(Rows from a figure dataset)
━━━━━━━━━━
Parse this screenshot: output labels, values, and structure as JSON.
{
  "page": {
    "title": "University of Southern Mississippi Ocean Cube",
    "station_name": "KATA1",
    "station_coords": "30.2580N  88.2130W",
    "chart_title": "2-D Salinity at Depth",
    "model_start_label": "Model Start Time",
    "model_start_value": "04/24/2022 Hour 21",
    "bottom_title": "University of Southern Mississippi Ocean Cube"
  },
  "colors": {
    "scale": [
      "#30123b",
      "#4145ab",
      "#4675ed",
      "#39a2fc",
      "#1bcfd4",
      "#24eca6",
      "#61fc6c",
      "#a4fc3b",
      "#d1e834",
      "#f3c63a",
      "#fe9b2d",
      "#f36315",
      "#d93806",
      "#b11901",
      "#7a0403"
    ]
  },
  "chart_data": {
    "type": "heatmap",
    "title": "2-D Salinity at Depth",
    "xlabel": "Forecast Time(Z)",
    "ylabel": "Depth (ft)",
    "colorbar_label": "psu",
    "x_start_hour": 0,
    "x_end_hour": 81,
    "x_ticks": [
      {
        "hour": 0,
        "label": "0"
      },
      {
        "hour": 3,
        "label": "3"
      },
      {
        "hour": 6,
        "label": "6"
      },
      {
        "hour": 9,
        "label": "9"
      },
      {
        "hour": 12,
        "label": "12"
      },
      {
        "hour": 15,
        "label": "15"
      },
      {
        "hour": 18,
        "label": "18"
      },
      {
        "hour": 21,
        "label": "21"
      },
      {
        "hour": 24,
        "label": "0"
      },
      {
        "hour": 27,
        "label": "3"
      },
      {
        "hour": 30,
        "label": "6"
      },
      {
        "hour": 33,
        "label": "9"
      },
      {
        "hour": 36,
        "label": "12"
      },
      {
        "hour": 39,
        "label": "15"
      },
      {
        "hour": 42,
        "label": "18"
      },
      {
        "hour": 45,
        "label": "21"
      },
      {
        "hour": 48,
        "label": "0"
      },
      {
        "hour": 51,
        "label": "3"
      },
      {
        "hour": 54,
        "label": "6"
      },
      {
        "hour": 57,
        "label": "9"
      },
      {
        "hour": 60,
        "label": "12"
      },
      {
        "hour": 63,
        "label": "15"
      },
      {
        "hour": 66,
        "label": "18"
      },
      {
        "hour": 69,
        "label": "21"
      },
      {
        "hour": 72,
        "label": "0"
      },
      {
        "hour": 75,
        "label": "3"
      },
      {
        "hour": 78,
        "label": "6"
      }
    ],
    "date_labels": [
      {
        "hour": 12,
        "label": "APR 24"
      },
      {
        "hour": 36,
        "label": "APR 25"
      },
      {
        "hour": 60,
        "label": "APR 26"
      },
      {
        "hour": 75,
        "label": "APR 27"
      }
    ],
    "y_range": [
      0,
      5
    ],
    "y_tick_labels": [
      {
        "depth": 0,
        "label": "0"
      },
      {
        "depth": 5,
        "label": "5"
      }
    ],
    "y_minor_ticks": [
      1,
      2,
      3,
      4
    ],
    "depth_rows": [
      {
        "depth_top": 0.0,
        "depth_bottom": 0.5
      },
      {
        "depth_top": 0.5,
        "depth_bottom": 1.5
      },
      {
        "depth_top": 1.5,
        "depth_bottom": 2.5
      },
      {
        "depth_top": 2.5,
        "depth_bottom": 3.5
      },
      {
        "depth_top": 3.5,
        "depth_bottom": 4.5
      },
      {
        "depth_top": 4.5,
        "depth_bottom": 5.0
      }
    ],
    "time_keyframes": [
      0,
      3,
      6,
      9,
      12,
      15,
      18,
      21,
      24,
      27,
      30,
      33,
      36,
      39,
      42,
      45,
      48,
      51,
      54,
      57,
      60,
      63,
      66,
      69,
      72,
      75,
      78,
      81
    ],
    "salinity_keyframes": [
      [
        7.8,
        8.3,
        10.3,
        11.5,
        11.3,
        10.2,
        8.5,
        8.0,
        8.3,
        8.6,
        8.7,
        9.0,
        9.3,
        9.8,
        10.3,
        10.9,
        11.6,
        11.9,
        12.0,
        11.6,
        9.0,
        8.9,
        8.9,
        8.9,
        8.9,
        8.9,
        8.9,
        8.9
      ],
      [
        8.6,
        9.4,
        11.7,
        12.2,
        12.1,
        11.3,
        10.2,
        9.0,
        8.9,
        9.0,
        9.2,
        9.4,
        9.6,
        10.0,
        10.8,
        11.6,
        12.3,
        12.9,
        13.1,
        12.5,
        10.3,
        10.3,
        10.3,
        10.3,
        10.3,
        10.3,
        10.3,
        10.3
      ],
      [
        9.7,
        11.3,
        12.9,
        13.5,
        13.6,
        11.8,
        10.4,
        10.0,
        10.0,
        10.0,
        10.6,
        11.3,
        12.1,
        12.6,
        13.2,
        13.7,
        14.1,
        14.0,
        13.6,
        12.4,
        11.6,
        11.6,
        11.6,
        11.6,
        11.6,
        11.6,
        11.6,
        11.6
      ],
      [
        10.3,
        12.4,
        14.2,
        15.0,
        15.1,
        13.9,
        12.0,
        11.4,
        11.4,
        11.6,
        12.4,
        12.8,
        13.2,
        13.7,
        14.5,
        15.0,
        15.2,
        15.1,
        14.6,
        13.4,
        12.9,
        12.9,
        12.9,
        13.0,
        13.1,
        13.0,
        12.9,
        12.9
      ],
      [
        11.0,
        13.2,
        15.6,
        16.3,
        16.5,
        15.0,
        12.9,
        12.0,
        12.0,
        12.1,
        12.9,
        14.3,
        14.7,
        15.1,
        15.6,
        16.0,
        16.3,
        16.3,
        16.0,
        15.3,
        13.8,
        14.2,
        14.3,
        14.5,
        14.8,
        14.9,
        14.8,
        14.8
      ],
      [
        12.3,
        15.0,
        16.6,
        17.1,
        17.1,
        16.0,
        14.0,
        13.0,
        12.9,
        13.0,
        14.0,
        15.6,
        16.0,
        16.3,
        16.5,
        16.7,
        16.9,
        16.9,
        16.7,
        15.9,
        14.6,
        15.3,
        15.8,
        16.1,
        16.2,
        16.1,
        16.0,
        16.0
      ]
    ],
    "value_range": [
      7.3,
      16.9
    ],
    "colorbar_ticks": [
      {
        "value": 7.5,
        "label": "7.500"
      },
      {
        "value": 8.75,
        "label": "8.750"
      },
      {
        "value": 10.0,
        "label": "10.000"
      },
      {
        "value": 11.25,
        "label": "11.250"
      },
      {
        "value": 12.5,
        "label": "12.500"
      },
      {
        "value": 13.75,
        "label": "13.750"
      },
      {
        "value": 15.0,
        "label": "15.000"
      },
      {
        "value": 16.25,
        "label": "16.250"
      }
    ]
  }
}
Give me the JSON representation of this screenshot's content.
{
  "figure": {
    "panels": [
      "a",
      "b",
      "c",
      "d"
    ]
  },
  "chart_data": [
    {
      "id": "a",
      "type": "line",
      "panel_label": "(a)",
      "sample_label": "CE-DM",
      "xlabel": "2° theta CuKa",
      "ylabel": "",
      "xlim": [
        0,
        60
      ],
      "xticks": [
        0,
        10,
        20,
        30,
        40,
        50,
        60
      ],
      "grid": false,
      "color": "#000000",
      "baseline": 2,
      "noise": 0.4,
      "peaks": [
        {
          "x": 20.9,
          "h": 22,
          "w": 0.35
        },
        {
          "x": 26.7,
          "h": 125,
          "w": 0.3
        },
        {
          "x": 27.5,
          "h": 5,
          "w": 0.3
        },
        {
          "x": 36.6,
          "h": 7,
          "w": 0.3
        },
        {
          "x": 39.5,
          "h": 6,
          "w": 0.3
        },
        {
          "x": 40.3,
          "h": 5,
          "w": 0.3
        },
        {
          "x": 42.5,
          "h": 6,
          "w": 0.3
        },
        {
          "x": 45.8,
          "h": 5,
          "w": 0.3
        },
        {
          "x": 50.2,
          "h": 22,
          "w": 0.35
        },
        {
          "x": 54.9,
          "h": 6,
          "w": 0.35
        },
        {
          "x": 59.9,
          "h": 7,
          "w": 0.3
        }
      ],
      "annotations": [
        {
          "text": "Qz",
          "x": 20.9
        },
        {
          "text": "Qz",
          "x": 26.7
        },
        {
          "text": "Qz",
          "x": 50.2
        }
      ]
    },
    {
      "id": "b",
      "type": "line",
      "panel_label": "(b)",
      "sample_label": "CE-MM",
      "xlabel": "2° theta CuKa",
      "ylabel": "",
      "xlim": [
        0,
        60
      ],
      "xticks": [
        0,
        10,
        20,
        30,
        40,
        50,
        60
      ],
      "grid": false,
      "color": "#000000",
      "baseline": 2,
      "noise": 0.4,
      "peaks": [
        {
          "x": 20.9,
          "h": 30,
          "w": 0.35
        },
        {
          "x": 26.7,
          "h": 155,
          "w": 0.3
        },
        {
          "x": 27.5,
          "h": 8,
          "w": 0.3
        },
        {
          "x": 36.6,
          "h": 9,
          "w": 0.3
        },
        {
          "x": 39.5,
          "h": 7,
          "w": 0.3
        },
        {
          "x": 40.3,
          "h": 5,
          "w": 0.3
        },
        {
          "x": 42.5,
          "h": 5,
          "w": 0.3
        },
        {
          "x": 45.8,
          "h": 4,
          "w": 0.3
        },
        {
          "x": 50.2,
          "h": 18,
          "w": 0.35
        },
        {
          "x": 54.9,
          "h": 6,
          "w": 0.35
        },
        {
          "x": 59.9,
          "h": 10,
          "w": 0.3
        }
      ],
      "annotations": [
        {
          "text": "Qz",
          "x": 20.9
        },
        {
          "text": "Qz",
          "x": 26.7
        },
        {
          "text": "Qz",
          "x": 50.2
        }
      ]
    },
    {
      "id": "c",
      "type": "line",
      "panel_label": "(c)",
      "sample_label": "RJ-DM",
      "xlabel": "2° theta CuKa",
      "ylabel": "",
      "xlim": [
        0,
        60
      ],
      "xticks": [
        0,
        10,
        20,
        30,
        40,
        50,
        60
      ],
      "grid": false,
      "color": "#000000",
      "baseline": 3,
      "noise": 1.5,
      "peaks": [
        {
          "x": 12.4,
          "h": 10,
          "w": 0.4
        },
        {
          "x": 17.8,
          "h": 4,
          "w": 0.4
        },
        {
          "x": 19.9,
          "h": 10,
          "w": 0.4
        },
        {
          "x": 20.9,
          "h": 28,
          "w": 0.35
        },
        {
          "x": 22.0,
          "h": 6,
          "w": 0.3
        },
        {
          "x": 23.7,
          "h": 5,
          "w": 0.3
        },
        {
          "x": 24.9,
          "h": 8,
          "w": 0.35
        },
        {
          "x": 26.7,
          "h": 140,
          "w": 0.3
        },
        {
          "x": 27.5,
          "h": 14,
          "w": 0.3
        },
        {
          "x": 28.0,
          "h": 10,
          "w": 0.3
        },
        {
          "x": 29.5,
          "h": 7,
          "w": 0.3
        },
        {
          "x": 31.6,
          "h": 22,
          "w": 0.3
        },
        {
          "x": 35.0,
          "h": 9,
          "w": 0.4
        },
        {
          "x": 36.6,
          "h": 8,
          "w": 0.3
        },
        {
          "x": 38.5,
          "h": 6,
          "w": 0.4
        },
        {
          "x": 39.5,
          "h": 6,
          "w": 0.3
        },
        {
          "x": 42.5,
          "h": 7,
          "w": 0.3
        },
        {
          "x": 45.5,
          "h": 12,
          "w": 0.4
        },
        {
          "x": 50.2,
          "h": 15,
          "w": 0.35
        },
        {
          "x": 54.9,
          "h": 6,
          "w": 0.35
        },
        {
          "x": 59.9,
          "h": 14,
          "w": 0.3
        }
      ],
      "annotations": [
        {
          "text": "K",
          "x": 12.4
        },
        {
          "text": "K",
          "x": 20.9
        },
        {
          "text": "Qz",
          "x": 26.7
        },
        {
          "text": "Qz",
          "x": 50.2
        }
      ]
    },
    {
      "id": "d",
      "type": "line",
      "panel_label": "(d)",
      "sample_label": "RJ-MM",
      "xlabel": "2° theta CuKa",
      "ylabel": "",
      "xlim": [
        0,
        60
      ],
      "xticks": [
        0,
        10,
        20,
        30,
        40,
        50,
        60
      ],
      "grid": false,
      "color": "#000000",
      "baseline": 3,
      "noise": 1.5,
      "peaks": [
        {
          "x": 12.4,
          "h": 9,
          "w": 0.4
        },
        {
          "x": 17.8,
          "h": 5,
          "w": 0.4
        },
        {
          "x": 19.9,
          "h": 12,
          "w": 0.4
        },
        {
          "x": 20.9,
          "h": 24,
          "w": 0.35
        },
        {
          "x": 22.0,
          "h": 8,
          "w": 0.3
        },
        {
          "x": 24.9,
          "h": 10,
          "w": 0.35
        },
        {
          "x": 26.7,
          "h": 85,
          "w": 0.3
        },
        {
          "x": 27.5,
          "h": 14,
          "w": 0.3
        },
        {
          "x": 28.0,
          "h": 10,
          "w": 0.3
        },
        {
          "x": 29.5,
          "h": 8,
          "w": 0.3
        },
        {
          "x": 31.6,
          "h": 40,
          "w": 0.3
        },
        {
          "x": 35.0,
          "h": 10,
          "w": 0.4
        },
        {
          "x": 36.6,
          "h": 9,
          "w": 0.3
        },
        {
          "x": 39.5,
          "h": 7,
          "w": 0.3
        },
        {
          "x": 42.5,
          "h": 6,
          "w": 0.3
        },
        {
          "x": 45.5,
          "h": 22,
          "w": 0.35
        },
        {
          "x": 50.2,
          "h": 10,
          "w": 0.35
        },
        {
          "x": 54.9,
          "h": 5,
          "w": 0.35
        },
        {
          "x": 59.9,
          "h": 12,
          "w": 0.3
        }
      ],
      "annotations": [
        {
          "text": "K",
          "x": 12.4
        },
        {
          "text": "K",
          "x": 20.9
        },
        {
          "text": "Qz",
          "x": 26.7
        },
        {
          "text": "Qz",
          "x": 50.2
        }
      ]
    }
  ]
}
━━━━━━━━━━
Gather from the entries above all lines that include the string "screenshot".

Parse this screenshot: output labels, values, and structure as JSON.
Give me the JSON representation of this screenshot's content.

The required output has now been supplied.